# TREŚĆ POLECENIA
Kontynuuj artykuł o wynikach PKO Banku Polskiego i sytuacji sektora bankowego, zaczynając zaraz po jego ostatnim zdaniu.

# FRAGMENT TEKSTU
________________________

Największy polski bank stara się jeszcze szybciej rosnąć
Dla banków nadszedł najlepszy czas na udzielanie kredytów. A zwłaszcza kredytów konsumentom. Wszystkie instytucje walczą o tę część rynku i to właśnie od konsumentów zależą teraz ich wyniki. Największy, PKO Bank Polski, osiągnął po trzech kwartałach najlepsze wyniki w całym sektorze i odrobinę lepsze niż rok wcześniej.
Od dawna było wiadomo, że zeszłoroczne wyniki będzie bankom bardzo trudno poprawić. A to dlatego, że w zeszłym roku cały sektor zarobił dodatkowe 2 mld zł na sprzedaży akcji europejskiego wystawcy kart kredytowych Visa. Wiadomo też było, że ten rok będzie dla banków trudny, choć prawda jest taka, że od wielu lat się mówi, iż najbliższy rok będzie trudny, a kolejny - jeszcze trudniejszy. Dlaczego ten miał być trudny?
Bo po raz kolejny wzrosły opłaty ponoszone przez banki. W tym roku zmieniły się zasady wnoszenia opłat na bezpieczeństwo całego polskiego systemu finansowego, czyli na Bankowy Fundusz Gwarancyjny. Tegoroczne opłaty na BFG nie były wprawdzie znacząco wyższe niż rok wcześniej, ale dużą część z nich banki musiały wpłacić na samym początku roku, w I kwartale.
Podatek bankowy w zeszłym roku obowiązywał dopiero od lutego, a więc przez 11 miesięcy. W tym roku banki muszą go zapłacić za całe 12 miesięcy. A to oznacza koszty większe o dodatkowe przynajmniej 300 mln zł.
Do tego dochodzi jeszcze to, co banki boli najbardziej - najniższe w historii stopy procentowe. Na aktualnym poziomie są od marca 2015 roku. Spadek stóp (oraz upadłość SK Banku w Wołominie) spowodowały, że zyski banków w 2015 roku skurczyły się do 11,2 mld zł z 15,9 mld zł rok wcześniej. Kiedy stopy są wysokie bank ma większą szansę manewru i na ustalenie oprocentowania depozytów i kredytów w taki sposób, by jak najlepiej na tym zarabiać. Kiedy są niskie tak, jak obecnie, pole manewru jest znacznie mniejsze.

________________________

# FRAGMENT LISTINGU
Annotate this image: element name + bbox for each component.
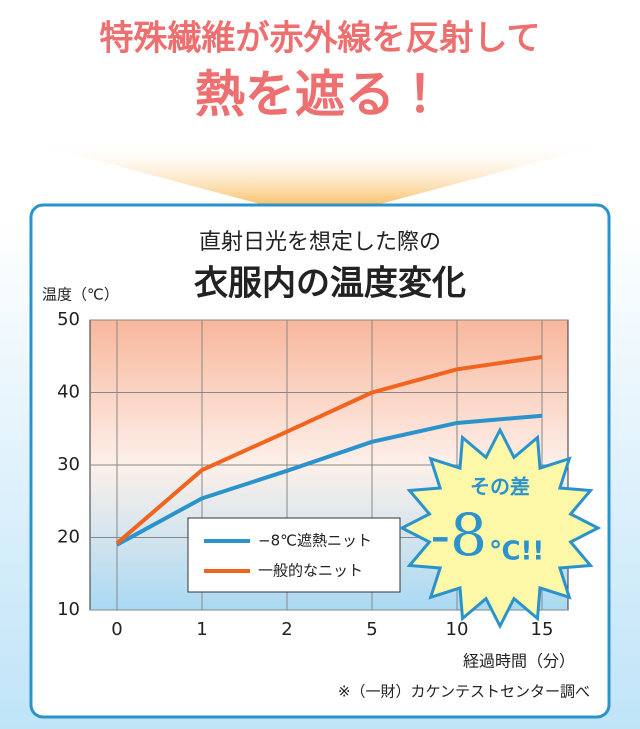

________________________

# ODPOWIEDŹ
Jedyne, co banki mogą zrobić, to udzielać jak najwięcej kredytów. Ale z tym mają kłopot, bo przedsiębiorstwa wciąż mało inwestują i z zaciąganiem długów się nie spieszą.
W tej sytuacji banki stawiają na czarnego konia - kredyty konsumpcyjne dla gospodarstw domowych - i starają się ich jak najwięcej sprzedać. Sytuację komplikuje to, że polscy konsumenci po kryzysie też wcale nie są tak chętni jak przed nim, czyli na przykład 10 lat temu, do zaciągania kredytów. Niemniej wzrost płac, program 500+ wspomagający konsumpcję i poprawiający zdolność kredytową, a także rekordowa poprawa nastrojów konsumentów powodują, że zobowiązania zaciągają coraz częściej. Coraz częściej korzystają też z kart kredytowych.
Kredyty konsumenckie są dla banków ważne także z tego powodu, że osiągają na nich marże (a więc zyski na pożyczonych pieniądzach) przekraczające 7 proc., podczas gdy na kredytach mieszkaniowych czy korporacyjnych jest to zaledwie 1,5-2 proc.
Na koniec września zadłużenie polskich gospodarstw domowych w kredytach konsumpcyjnych przekroczyło 160 mld zł, co znaczy, że od początku roku wzrosło o niemal 10 mld zł, podczas gdy w zeszłym roku przez trzy kwartały wzrost ten wyniósł niespełna 8 mld zł - podaje Komisja Nadzoru Finansowego. Nie jest to jeszcze żaden boom kredytowy ale wzrost już na tyle duży, że pozwala tym, którzy potrafią zdobyć większy kawałek tortu, znacząco poprawiać swoją zyskowność.
Równocześnie gospodarstwa domowe regulują swoje zobowiązania z coraz mniejszymi problemami. Ostatnie badanie Konferencji Przedsiębiorstw Finansowych i Instytutu Rozwoju Gospodarczego SGH pokazuje, że grupa gospodarstw domowych obsługujących je bezproblemowo wciąż się zwiększa i jest to już 81,4 proc., podczas gdy kwartał wcześniej było to jeszcze 72,1 proc.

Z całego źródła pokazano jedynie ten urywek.